*Short problem*
Reproduce every entry below precisely. Pictures are excluded from the copy.

Records from a data collection

___

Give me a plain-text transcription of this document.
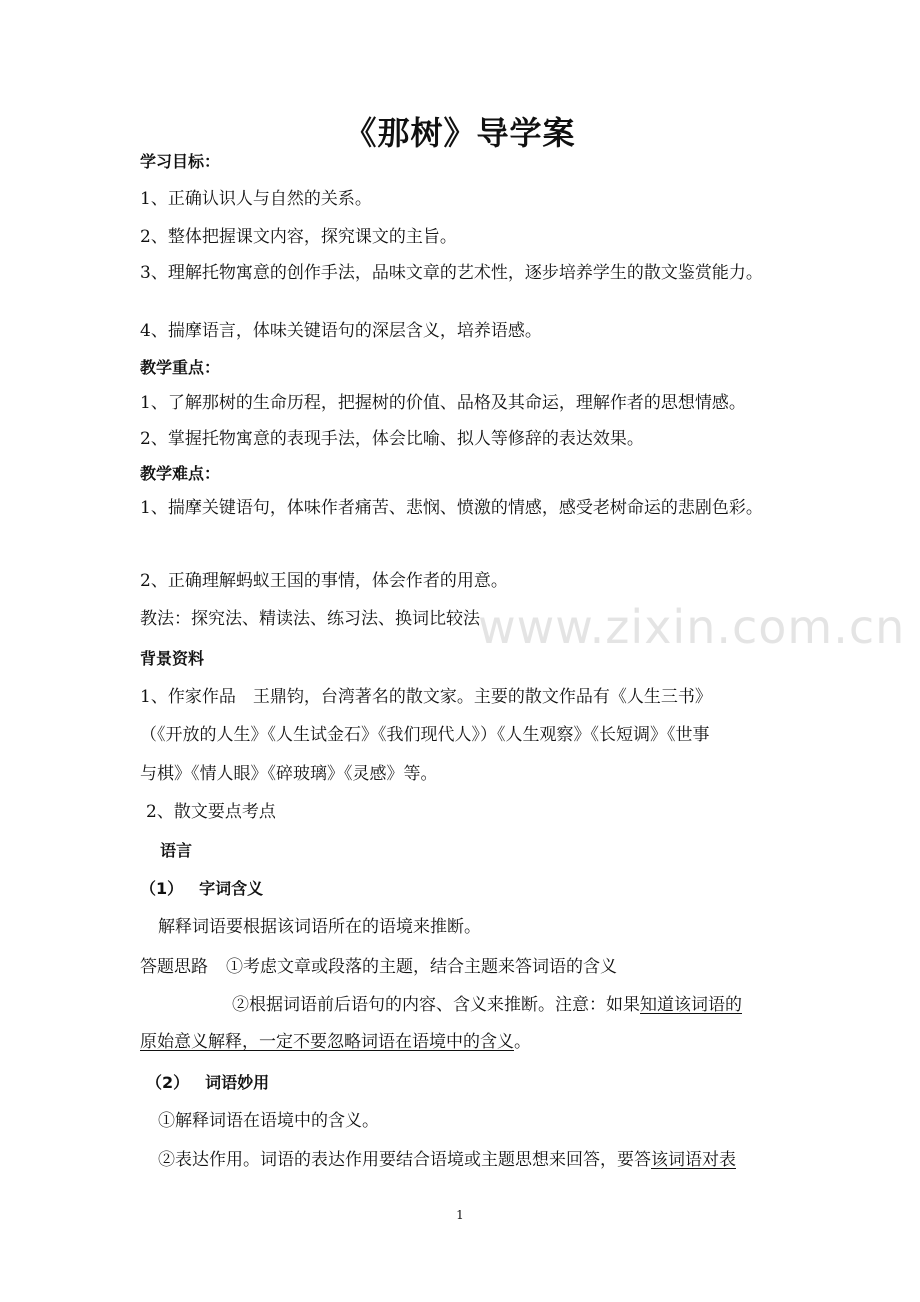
《那树》导学案
学习目标：
1、正确认识人与自然的关系。
2、整体把握课文内容，探究课文的主旨。
3、理解托物寓意的创作手法，品味文章的艺术性，逐步培养学生的散文鉴赏能力。
4、揣摩语言，体味关键语句的深层含义，培养语感。
教学重点：
1、了解那树的生命历程，把握树的价值、品格及其命运，理解作者的思想情感。
2、掌握托物寓意的表现手法，体会比喻、拟人等修辞的表达效果。
教学难点：
1、揣摩关键语句，体味作者痛苦、悲悯、愤激的情感，感受老树命运的悲剧色彩。
2、正确理解蚂蚁王国的事情，体会作者的用意。
教法：探究法、精读法、练习法、换词比较法
背景资料
1、作家作品　王鼎钧，台湾著名的散文家。主要的散文作品有《人生三书》
（《开放的人生》《人生试金石》《我们现代人》）《人生观察》《长短调》《世事
与棋》《情人眼》《碎玻璃》《灵感》等。
2、散文要点考点
语言
（1） 字词含义
解释词语要根据该词语所在的语境来推断。
答题思路 ①考虑文章或段落的主题，结合主题来答词语的含义
②根据词语前后语句的内容、含义来推断。注意：如果知道该词语的
原始意义解释，一定不要忽略词语在语境中的含义。
（2） 词语妙用
①解释词语在语境中的含义。
②表达作用。词语的表达作用要结合语境或主题思想来回答，要答该词语对表
www.zixin.com.cn
1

___

*Full solution*
Give me a plain-text transcription of this document.
《那树》导学案
学习目标：
1、正确认识人与自然的关系。
2、整体把握课文内容，探究课文的主旨。
3、理解托物寓意的创作手法，品味文章的艺术性，逐步培养学生的散文鉴赏能力。
4、揣摩语言，体味关键语句的深层含义，培养语感。
教学重点：
1、了解那树的生命历程，把握树的价值、品格及其命运，理解作者的思想情感。
2、掌握托物寓意的表现手法，体会比喻、拟人等修辞的表达效果。
教学难点：
1、揣摩关键语句，体味作者痛苦、悲悯、愤激的情感，感受老树命运的悲剧色彩。
2、正确理解蚂蚁王国的事情，体会作者的用意。
教法：探究法、精读法、练习法、换词比较法
背景资料
1、作家作品　王鼎钧，台湾著名的散文家。主要的散文作品有《人生三书》
（《开放的人生》《人生试金石》《我们现代人》）《人生观察》《长短调》《世事
与棋》《情人眼》《碎玻璃》《灵感》等。
2、散文要点考点
语言
（1） 字词含义
解释词语要根据该词语所在的语境来推断。
答题思路 ①考虑文章或段落的主题，结合主题来答词语的含义
②根据词语前后语句的内容、含义来推断。注意：如果知道该词语的
原始意义解释，一定不要忽略词语在语境中的含义。
（2） 词语妙用
①解释词语在语境中的含义。
②表达作用。词语的表达作用要结合语境或主题思想来回答，要答该词语对表
www.zixin.com.cn
1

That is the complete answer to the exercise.